Required task »
Filter the records below and copy every line containing the word "ylabel".

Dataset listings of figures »

.....

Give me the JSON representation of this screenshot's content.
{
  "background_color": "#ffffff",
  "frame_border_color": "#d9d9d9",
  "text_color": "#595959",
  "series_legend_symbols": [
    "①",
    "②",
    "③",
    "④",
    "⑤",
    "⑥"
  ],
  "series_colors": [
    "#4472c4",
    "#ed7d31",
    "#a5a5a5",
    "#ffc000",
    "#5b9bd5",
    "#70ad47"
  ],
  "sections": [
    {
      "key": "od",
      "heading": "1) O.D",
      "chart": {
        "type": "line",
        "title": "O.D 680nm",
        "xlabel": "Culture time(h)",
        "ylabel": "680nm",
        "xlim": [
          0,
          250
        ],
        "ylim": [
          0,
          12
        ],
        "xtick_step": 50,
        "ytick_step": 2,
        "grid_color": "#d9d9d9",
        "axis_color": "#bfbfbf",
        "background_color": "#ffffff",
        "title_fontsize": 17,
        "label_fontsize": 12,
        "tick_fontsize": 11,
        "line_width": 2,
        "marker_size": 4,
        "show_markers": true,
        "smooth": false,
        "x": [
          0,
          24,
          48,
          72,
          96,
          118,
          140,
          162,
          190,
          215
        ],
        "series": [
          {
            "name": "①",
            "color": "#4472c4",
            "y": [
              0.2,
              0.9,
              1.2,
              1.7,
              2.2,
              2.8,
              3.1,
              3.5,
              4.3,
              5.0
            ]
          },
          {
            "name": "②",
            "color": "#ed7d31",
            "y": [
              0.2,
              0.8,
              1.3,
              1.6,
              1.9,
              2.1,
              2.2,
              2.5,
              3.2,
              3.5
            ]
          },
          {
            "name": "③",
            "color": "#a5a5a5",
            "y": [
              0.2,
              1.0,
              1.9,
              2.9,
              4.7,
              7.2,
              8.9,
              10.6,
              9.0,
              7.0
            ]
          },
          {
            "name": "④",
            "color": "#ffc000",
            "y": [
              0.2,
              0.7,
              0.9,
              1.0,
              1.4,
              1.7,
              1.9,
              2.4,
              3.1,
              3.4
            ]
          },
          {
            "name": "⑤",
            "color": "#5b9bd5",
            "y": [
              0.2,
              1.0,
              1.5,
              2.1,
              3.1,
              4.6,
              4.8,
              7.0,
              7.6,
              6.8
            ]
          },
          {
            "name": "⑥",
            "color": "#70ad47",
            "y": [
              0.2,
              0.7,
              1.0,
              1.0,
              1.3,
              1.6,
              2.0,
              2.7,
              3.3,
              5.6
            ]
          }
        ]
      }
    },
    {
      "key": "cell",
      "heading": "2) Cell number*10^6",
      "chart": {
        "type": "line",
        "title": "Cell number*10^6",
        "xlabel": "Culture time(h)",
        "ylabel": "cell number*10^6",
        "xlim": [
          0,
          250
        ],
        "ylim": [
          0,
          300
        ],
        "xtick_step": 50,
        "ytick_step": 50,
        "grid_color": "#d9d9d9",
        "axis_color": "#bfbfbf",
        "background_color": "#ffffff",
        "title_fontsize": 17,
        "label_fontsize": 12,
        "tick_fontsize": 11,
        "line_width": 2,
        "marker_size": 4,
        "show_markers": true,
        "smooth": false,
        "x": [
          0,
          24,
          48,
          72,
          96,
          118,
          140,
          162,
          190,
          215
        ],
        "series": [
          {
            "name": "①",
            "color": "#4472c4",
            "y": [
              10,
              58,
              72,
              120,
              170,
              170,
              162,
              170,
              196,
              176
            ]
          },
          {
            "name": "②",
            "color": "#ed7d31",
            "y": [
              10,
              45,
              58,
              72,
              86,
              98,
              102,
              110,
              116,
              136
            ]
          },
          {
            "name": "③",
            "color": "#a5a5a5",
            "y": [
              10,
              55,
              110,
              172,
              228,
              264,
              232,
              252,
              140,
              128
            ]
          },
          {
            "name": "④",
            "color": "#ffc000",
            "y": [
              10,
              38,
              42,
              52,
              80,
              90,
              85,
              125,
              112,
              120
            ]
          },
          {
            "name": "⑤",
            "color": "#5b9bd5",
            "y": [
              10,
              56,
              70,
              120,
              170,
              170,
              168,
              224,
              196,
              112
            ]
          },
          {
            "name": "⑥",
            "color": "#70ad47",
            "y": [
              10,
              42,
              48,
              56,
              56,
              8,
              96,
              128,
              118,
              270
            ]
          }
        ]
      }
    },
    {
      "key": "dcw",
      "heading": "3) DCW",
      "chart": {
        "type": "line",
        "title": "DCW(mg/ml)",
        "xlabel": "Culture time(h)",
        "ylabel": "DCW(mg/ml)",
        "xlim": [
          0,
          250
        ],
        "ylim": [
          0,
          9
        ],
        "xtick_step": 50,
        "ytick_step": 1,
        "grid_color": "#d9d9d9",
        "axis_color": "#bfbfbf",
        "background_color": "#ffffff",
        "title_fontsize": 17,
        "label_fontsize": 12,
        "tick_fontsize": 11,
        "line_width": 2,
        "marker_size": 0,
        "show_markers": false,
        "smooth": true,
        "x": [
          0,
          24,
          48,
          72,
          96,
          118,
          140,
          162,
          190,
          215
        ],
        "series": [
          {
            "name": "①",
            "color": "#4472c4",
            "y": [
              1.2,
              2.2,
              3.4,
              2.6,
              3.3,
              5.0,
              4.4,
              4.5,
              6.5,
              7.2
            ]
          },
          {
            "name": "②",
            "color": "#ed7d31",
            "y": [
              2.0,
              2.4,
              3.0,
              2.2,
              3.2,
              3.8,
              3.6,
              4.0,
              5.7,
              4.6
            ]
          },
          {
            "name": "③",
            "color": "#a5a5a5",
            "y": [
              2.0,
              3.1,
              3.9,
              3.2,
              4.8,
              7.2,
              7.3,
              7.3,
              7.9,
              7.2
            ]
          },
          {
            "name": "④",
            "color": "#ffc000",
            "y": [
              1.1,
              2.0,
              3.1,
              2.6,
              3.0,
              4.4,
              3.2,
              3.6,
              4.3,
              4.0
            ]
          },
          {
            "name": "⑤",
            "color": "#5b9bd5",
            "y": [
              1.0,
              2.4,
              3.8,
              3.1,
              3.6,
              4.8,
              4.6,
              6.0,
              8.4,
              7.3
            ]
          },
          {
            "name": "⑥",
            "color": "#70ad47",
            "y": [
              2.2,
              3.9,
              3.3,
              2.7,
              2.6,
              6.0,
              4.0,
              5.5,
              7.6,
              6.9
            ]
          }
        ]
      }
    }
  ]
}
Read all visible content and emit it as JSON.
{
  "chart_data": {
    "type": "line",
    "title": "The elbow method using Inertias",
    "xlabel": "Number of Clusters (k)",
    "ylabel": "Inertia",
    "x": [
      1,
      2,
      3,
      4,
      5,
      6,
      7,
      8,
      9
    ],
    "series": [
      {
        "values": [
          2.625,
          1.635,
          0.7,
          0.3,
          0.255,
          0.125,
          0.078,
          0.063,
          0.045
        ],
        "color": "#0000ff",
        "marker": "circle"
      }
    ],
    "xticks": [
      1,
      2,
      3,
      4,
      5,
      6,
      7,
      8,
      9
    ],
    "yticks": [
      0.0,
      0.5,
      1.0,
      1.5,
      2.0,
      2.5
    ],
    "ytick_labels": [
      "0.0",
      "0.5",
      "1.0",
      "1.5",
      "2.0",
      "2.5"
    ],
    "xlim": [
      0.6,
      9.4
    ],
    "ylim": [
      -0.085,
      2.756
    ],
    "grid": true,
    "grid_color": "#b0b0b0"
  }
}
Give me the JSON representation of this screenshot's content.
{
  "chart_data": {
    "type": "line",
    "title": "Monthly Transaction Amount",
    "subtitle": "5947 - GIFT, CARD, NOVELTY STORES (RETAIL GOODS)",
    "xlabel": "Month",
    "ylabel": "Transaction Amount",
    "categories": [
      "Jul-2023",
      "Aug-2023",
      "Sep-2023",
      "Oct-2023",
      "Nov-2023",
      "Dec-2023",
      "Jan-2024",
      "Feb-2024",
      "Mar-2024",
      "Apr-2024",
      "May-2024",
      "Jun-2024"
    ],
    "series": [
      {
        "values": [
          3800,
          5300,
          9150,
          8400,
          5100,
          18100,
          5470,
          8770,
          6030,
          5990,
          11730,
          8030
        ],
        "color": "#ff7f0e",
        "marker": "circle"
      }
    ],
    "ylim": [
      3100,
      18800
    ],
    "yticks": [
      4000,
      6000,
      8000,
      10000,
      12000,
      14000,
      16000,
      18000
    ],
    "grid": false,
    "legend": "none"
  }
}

.....

Response to the task »
        "ylabel": "680nm",
        "ylabel": "cell number*10^6",
        "ylabel": "DCW(mg/ml)",
    "ylabel": "Inertia",
    "ylabel": "Transaction Amount",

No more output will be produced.